(Items listed in a dataset)
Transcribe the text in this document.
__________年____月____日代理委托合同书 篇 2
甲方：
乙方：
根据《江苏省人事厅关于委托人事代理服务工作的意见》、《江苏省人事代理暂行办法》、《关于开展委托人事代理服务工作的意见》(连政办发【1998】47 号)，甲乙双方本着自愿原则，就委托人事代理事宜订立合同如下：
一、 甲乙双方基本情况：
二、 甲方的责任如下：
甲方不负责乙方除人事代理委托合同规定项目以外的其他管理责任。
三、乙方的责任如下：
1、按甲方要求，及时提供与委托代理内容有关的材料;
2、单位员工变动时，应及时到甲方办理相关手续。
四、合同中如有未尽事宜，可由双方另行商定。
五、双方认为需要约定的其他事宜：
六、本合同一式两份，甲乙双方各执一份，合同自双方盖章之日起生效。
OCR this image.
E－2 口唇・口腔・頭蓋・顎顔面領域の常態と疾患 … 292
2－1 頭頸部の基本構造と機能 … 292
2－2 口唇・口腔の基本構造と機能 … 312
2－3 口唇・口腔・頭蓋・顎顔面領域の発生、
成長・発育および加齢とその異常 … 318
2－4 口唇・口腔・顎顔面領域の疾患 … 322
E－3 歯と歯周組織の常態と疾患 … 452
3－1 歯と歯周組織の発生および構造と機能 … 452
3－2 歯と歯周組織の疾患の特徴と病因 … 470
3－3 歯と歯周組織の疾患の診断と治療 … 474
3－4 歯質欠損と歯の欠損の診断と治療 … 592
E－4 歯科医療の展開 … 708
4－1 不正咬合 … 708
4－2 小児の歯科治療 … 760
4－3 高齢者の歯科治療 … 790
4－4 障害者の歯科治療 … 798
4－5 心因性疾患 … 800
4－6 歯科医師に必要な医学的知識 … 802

▸ THE EXERCISE
Show every line that contains the word "this".

▸ ANSWER FOR THE TASK
Transcribe the text in this document.
OCR this image.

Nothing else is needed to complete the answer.